| What is required |
Note how many lines include the word "ylabel", and give that number by itself.
--- Start Recorded data ---
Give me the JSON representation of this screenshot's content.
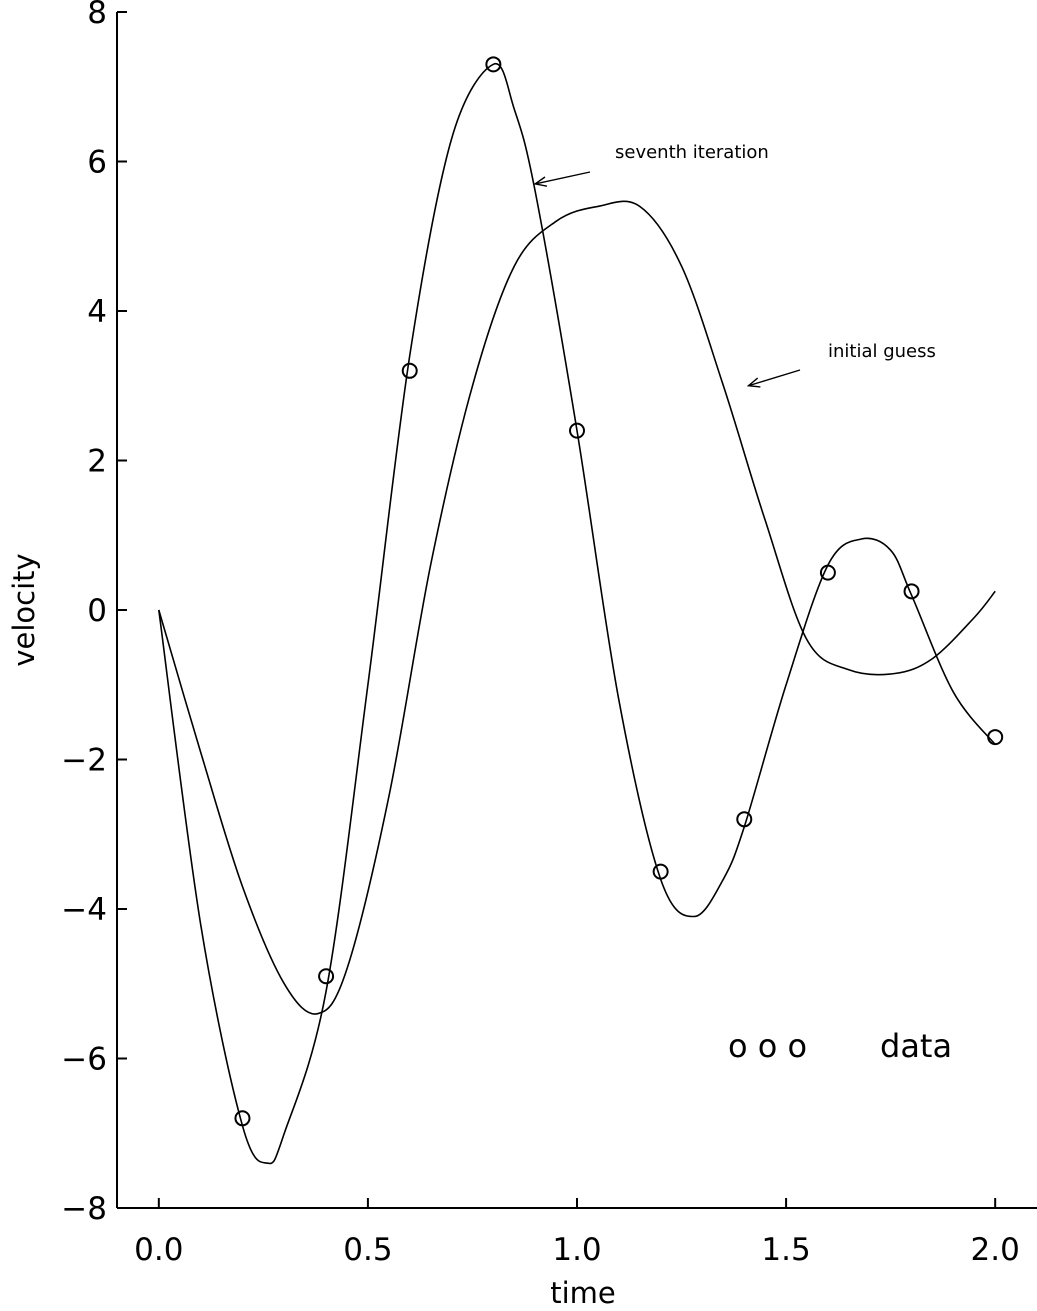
{
  "chart_data": {
    "type": "line",
    "xlabel": "time",
    "ylabel": "velocity",
    "xlim": [
      -0.1,
      2.1
    ],
    "ylim": [
      -8,
      8
    ],
    "x_ticks": [
      0.0,
      0.5,
      1.0,
      1.5,
      2.0
    ],
    "x_tick_labels": [
      "0.0",
      "0.5",
      "1.0",
      "1.5",
      "2.0"
    ],
    "y_ticks": [
      8,
      6,
      4,
      2,
      0,
      -2,
      -4,
      -6,
      -8
    ],
    "y_tick_labels": [
      "8",
      "6",
      "4",
      "2",
      "0",
      "−2",
      "−4",
      "−6",
      "−8"
    ],
    "grid": false,
    "legend": {
      "marker_label": "o  o  o",
      "label": "data",
      "position": "lower-right"
    },
    "series": [
      {
        "name": "seventh iteration",
        "kind": "line",
        "x": [
          0.0,
          0.1,
          0.2,
          0.26,
          0.3,
          0.4,
          0.5,
          0.6,
          0.7,
          0.8,
          0.85,
          0.9,
          1.0,
          1.1,
          1.2,
          1.28,
          1.35,
          1.4,
          1.5,
          1.6,
          1.68,
          1.75,
          1.8,
          1.9,
          2.0
        ],
        "y": [
          0.0,
          -4.2,
          -6.9,
          -7.4,
          -7.0,
          -5.1,
          -1.0,
          3.4,
          6.3,
          7.3,
          6.7,
          5.6,
          2.4,
          -1.2,
          -3.6,
          -4.1,
          -3.6,
          -2.9,
          -1.0,
          0.6,
          0.95,
          0.8,
          0.2,
          -1.1,
          -1.8
        ]
      },
      {
        "name": "initial guess",
        "kind": "line",
        "x": [
          0.0,
          0.1,
          0.2,
          0.3,
          0.38,
          0.45,
          0.55,
          0.65,
          0.75,
          0.85,
          0.95,
          1.05,
          1.15,
          1.25,
          1.35,
          1.45,
          1.55,
          1.65,
          1.76,
          1.85,
          1.95,
          2.0
        ],
        "y": [
          0.0,
          -1.9,
          -3.7,
          -5.0,
          -5.4,
          -4.8,
          -2.5,
          0.6,
          3.0,
          4.6,
          5.2,
          5.4,
          5.4,
          4.6,
          3.0,
          1.2,
          -0.4,
          -0.8,
          -0.85,
          -0.65,
          -0.1,
          0.25
        ]
      },
      {
        "name": "data",
        "kind": "scatter",
        "x": [
          0.2,
          0.4,
          0.6,
          0.8,
          1.0,
          1.2,
          1.4,
          1.6,
          1.8,
          2.0
        ],
        "y": [
          -6.8,
          -4.9,
          3.2,
          7.3,
          2.4,
          -3.5,
          -2.8,
          0.5,
          0.25,
          -1.7
        ]
      }
    ],
    "annotations": [
      {
        "text": "seventh iteration",
        "series": "seventh iteration",
        "arrow_to": [
          0.9,
          5.7
        ]
      },
      {
        "text": "initial guess",
        "series": "initial guess",
        "arrow_to": [
          1.41,
          3.0
        ]
      }
    ]
  }
}
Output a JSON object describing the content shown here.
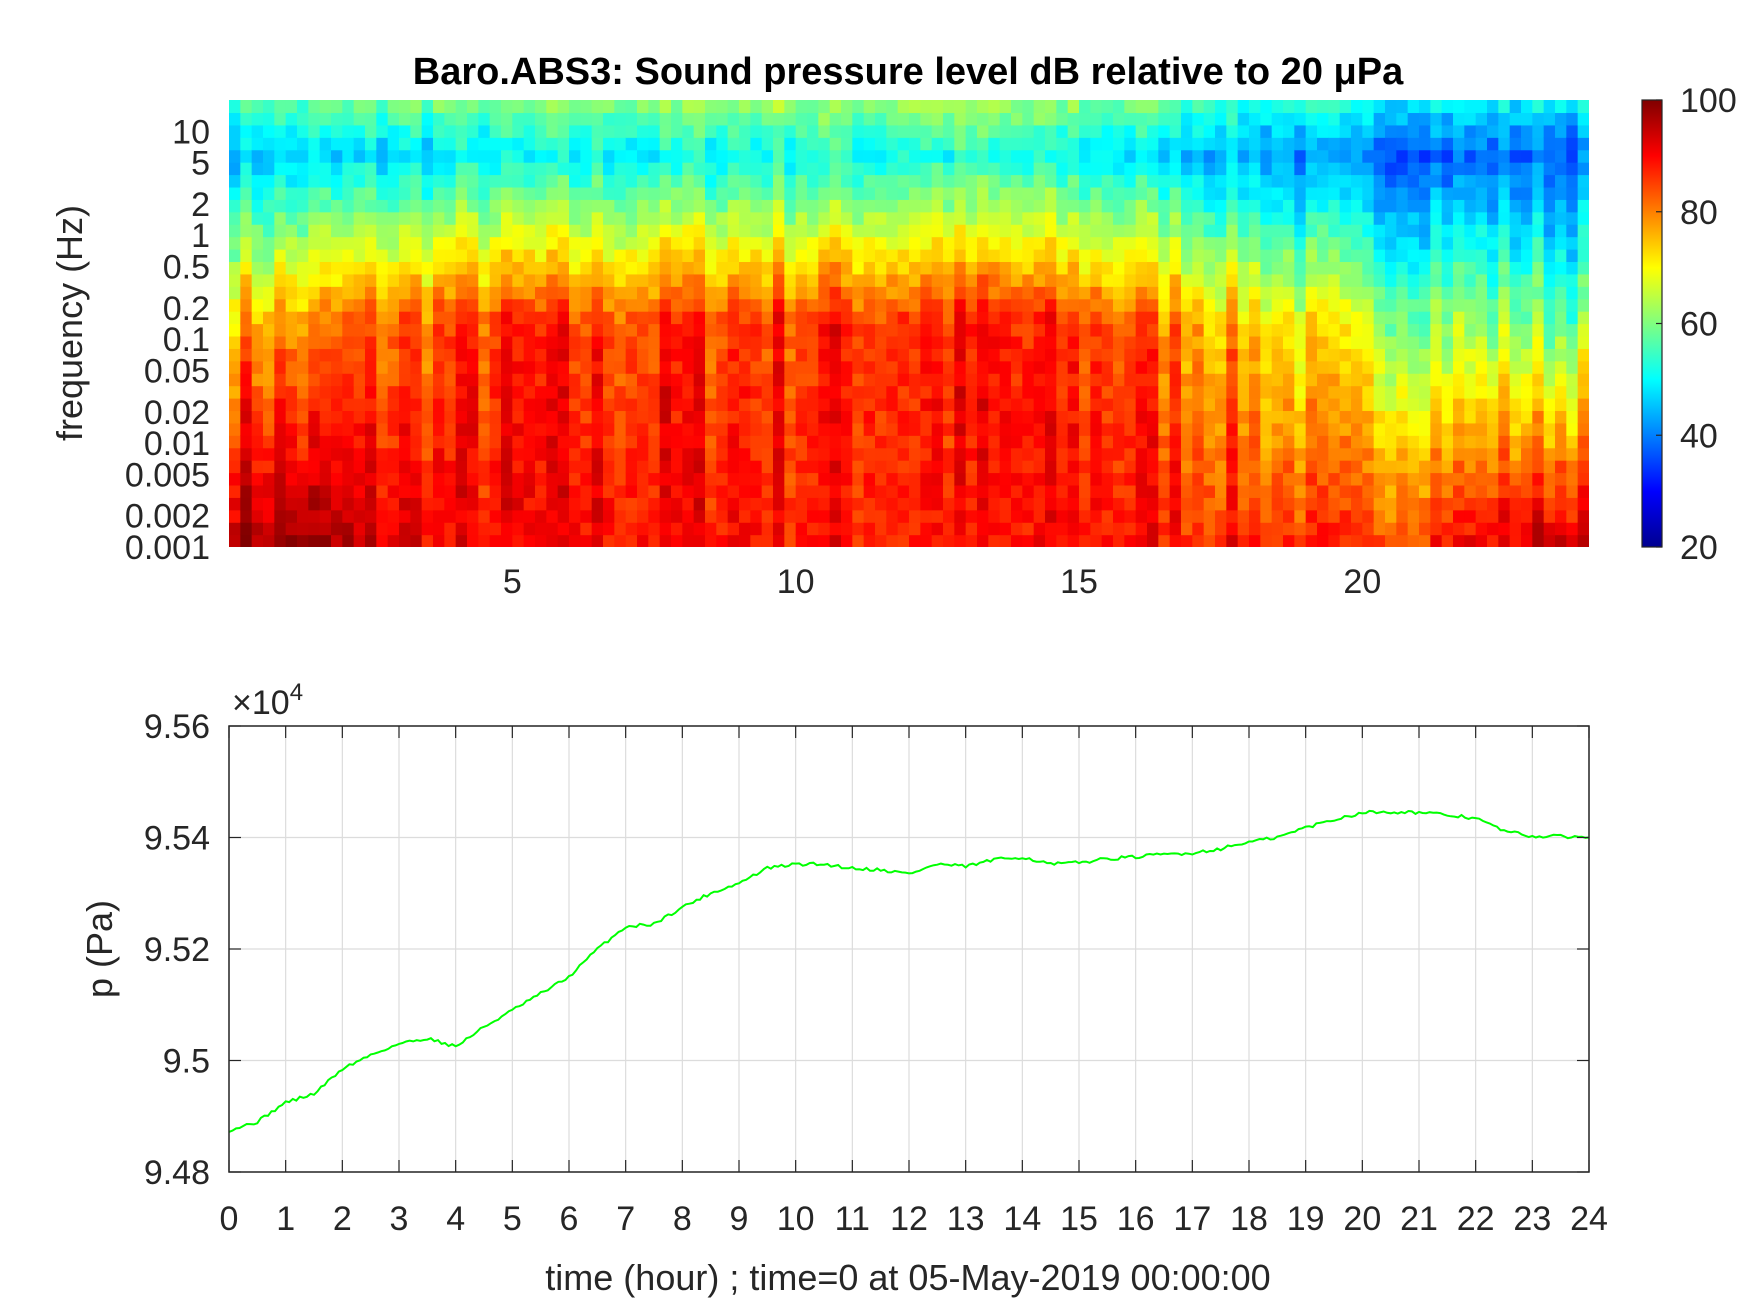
{
  "chart_data": [
    {
      "type": "heatmap",
      "title": "Baro.ABS3: Sound pressure level dB relative to 20 μPa",
      "xlabel": "",
      "ylabel": "frequency (Hz)",
      "xlim": [
        0,
        24
      ],
      "x_ticks": [
        "5",
        "10",
        "15",
        "20"
      ],
      "y_scale": "log",
      "ylim": [
        0.001,
        20
      ],
      "y_ticks": [
        "0.001",
        "0.002",
        "0.005",
        "0.01",
        "0.02",
        "0.05",
        "0.1",
        "0.2",
        "0.5",
        "1",
        "2",
        "5",
        "10"
      ],
      "colorbar": {
        "range": [
          20,
          100
        ],
        "ticks": [
          "20",
          "40",
          "60",
          "80",
          "100"
        ],
        "colormap": "jet"
      },
      "description_profile": [
        {
          "time_hour": 1,
          "low_freq_db": 98,
          "mid_freq_db": 78,
          "high_freq_db": 45
        },
        {
          "time_hour": 4,
          "low_freq_db": 90,
          "mid_freq_db": 85,
          "high_freq_db": 48
        },
        {
          "time_hour": 8,
          "low_freq_db": 90,
          "mid_freq_db": 86,
          "high_freq_db": 50
        },
        {
          "time_hour": 13,
          "low_freq_db": 88,
          "mid_freq_db": 88,
          "high_freq_db": 52
        },
        {
          "time_hour": 16,
          "low_freq_db": 90,
          "mid_freq_db": 84,
          "high_freq_db": 48
        },
        {
          "time_hour": 20,
          "low_freq_db": 85,
          "mid_freq_db": 65,
          "high_freq_db": 38
        },
        {
          "time_hour": 23.5,
          "low_freq_db": 96,
          "mid_freq_db": 60,
          "high_freq_db": 38
        }
      ]
    },
    {
      "type": "line",
      "title": "",
      "xlabel": "time (hour) ; time=0 at 05-May-2019 00:00:00",
      "ylabel": "p (Pa)",
      "exponent_label": "×10",
      "exponent_power": "4",
      "xlim": [
        0,
        24
      ],
      "ylim": [
        94800,
        95600
      ],
      "x_ticks": [
        "0",
        "1",
        "2",
        "3",
        "4",
        "5",
        "6",
        "7",
        "8",
        "9",
        "10",
        "11",
        "12",
        "13",
        "14",
        "15",
        "16",
        "17",
        "18",
        "19",
        "20",
        "21",
        "22",
        "23",
        "24"
      ],
      "y_ticks": [
        "9.48",
        "9.5",
        "9.52",
        "9.54",
        "9.56"
      ],
      "grid": true,
      "line_color": "#00ff00",
      "series": [
        {
          "x": [
            0,
            0.5,
            1,
            1.5,
            2,
            2.5,
            3,
            3.5,
            4,
            4.5,
            5,
            5.5,
            6,
            6.5,
            7,
            7.5,
            8,
            8.5,
            9,
            9.5,
            10,
            10.5,
            11,
            11.5,
            12,
            12.5,
            13,
            13.5,
            14,
            14.5,
            15,
            15.5,
            16,
            16.5,
            17,
            17.5,
            18,
            18.5,
            19,
            19.5,
            20,
            20.5,
            21,
            21.5,
            22,
            22.5,
            23,
            23.5,
            24
          ],
          "y": [
            94875,
            94890,
            94925,
            94940,
            94985,
            95010,
            95030,
            95040,
            95025,
            95060,
            95090,
            95120,
            95150,
            95200,
            95240,
            95245,
            95275,
            95300,
            95318,
            95345,
            95352,
            95352,
            95345,
            95342,
            95335,
            95352,
            95348,
            95360,
            95365,
            95352,
            95355,
            95362,
            95365,
            95370,
            95372,
            95380,
            95392,
            95400,
            95418,
            95432,
            95445,
            95446,
            95445,
            95440,
            95435,
            95412,
            95402,
            95402,
            95400
          ]
        }
      ]
    }
  ]
}
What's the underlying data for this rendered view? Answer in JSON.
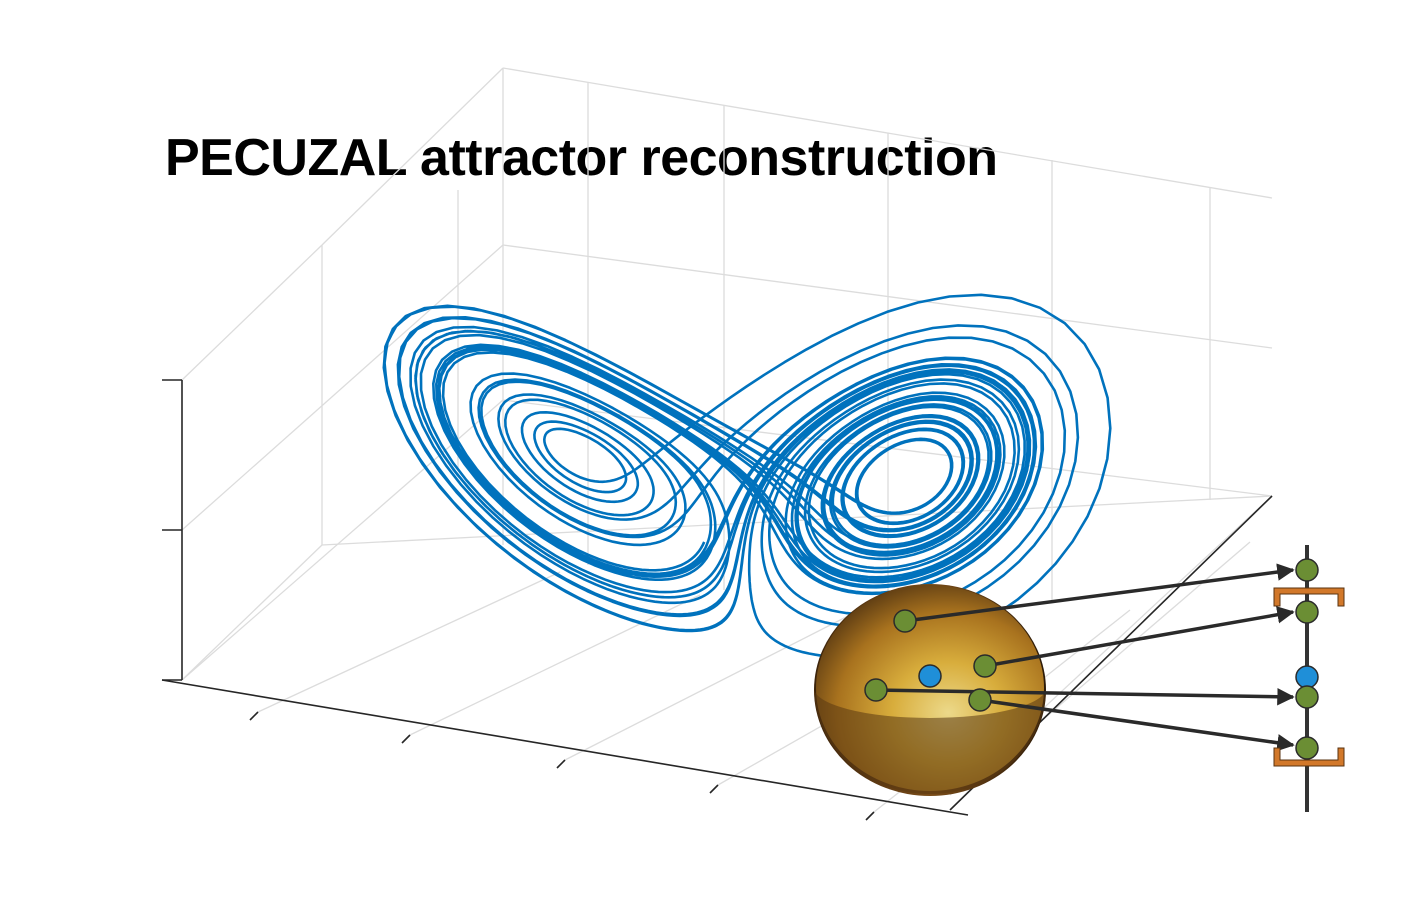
{
  "title": "PECUZAL attractor reconstruction",
  "colors": {
    "trajectory": "#0072BD",
    "grid": "#dcdcdc",
    "axis": "#262626",
    "ball_light": "#e8c96a",
    "ball_mid": "#d6a531",
    "ball_dark": "#5a3a14",
    "neighbor_point": "#6b8e34",
    "reference_point": "#1f8fd8",
    "bracket": "#d2782a",
    "arrow": "#2a2a2a"
  },
  "icons": {
    "neighborhood": "neighborhood-ball-icon",
    "time_axis": "time-series-axis-icon"
  }
}
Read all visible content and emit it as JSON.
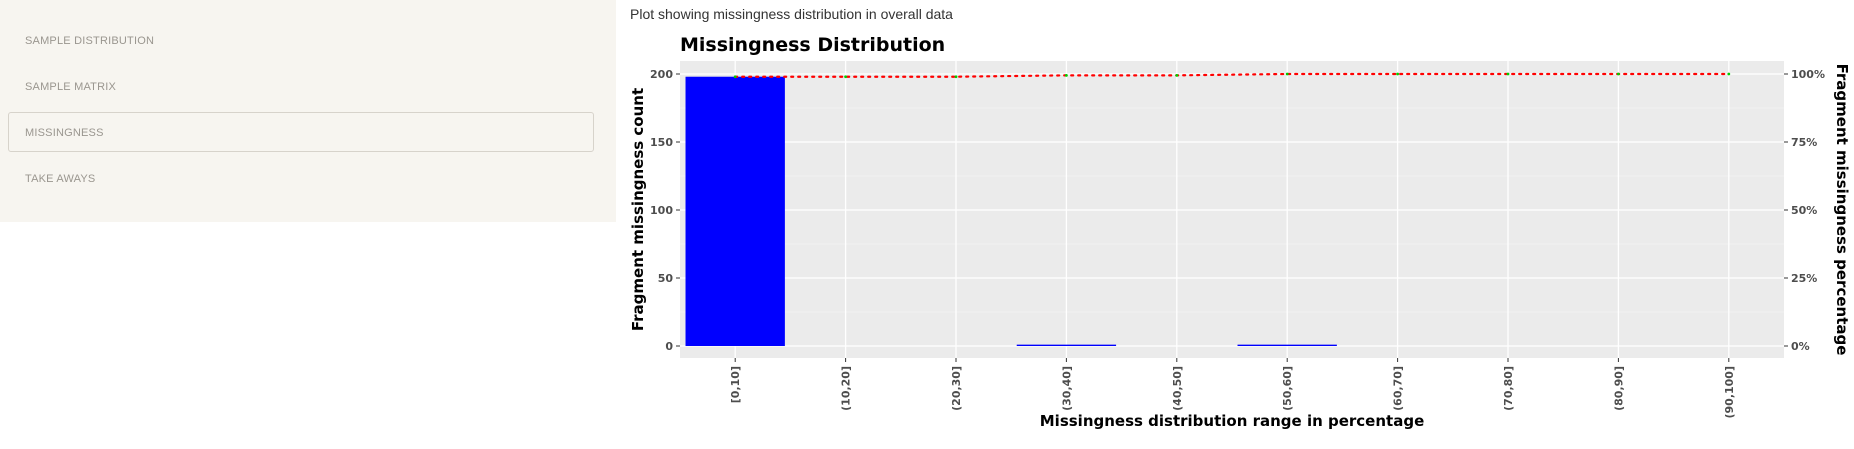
{
  "sidebar": {
    "items": [
      {
        "label": "SAMPLE DISTRIBUTION",
        "active": false
      },
      {
        "label": "SAMPLE MATRIX",
        "active": false
      },
      {
        "label": "MISSINGNESS",
        "active": true
      },
      {
        "label": "TAKE AWAYS",
        "active": false
      }
    ]
  },
  "main": {
    "plot_description": "Plot showing missingness distribution in overall data"
  },
  "colors": {
    "panel_bg": "#EBEBEB",
    "bar": "#0000FF",
    "line": "#FF0000",
    "point": "#00CC00"
  },
  "chart_data": {
    "type": "bar",
    "title": "Missingness Distribution",
    "xlabel": "Missingness distribution range in percentage",
    "ylabel": "Fragment missingness count",
    "y2label": "Fragment missingness percentage",
    "categories": [
      "[0,10]",
      "(10,20]",
      "(20,30]",
      "(30,40]",
      "(40,50]",
      "(50,60]",
      "(60,70]",
      "(70,80]",
      "(80,90]",
      "(90,100]"
    ],
    "values": [
      198,
      0,
      0,
      1,
      0,
      1,
      0,
      0,
      0,
      0
    ],
    "ylim": [
      0,
      200
    ],
    "yticks": [
      0,
      50,
      100,
      150,
      200
    ],
    "cumulative_percent": [
      99,
      99,
      99,
      99.5,
      99.5,
      100,
      100,
      100,
      100,
      100
    ],
    "y2lim": [
      0,
      100
    ],
    "y2ticks": [
      "0%",
      "25%",
      "50%",
      "75%",
      "100%"
    ],
    "grid": true,
    "legend": "none"
  }
}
--- End Recorded data ---
| Answer to the exercise |
4